## WRITTEN REQUEST
In the listing below, locate the lines bearing the word "Heat". Copy every one of them.

## PROVIDED DATA

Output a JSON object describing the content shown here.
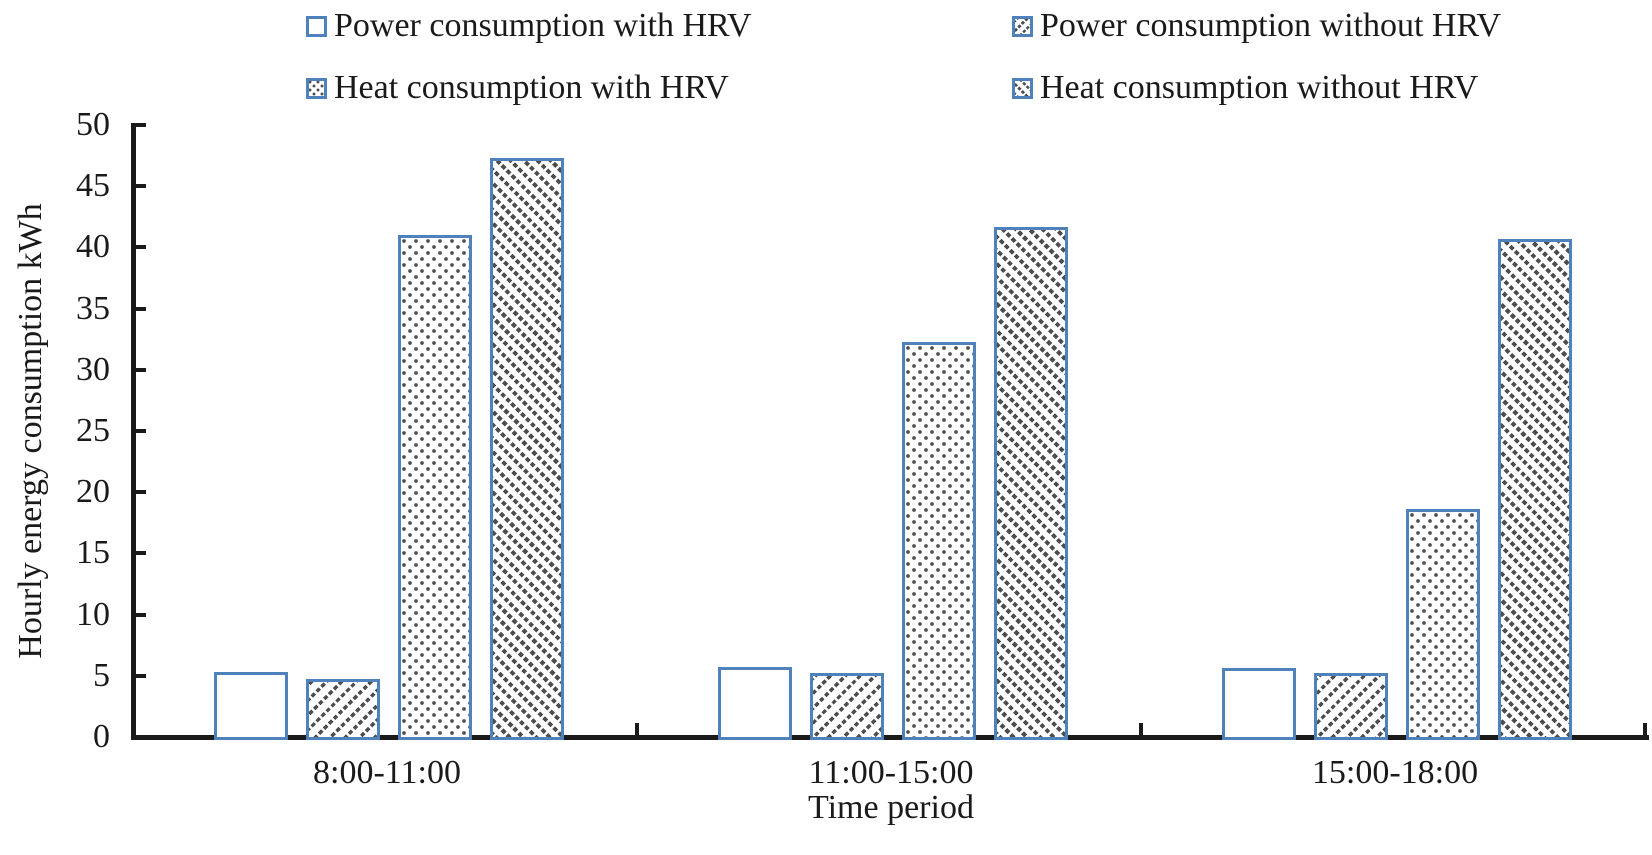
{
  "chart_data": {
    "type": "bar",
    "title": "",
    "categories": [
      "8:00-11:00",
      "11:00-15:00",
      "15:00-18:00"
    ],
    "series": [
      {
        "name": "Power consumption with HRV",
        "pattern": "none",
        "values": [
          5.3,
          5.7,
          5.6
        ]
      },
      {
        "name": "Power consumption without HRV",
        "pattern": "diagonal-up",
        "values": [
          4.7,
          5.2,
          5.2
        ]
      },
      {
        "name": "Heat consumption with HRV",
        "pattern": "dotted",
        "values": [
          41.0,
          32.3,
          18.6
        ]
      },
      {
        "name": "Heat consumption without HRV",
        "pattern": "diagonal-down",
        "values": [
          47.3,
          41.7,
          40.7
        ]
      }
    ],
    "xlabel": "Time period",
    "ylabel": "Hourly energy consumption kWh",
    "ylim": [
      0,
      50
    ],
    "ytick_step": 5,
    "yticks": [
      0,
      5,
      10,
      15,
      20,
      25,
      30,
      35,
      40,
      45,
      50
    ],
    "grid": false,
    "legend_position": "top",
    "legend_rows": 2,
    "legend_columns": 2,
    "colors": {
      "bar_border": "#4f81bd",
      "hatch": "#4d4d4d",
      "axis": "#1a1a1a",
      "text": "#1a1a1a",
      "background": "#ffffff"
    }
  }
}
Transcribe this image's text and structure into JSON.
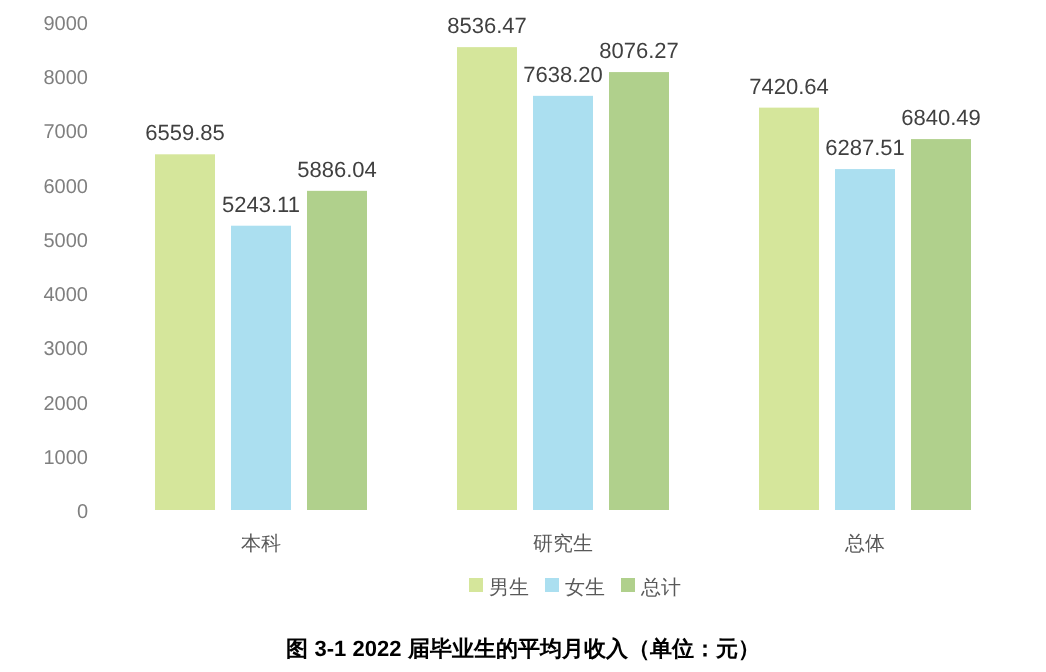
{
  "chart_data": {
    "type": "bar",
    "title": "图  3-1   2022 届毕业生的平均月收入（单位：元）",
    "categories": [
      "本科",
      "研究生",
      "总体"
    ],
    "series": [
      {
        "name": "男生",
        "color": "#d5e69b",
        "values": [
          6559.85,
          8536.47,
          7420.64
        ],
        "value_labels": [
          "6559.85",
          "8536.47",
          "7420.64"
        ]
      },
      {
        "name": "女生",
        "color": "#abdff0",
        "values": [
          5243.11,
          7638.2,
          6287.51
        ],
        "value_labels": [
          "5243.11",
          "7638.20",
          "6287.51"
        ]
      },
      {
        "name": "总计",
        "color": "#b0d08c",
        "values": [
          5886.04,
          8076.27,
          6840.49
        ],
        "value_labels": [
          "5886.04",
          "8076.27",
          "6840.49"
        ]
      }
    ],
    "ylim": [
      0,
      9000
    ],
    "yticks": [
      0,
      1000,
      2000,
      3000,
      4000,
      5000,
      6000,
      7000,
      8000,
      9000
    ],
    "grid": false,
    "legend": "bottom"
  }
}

## SOLUTION BELOW
        "name": "Heat consumption with HRV",
        "name": "Heat consumption without HRV",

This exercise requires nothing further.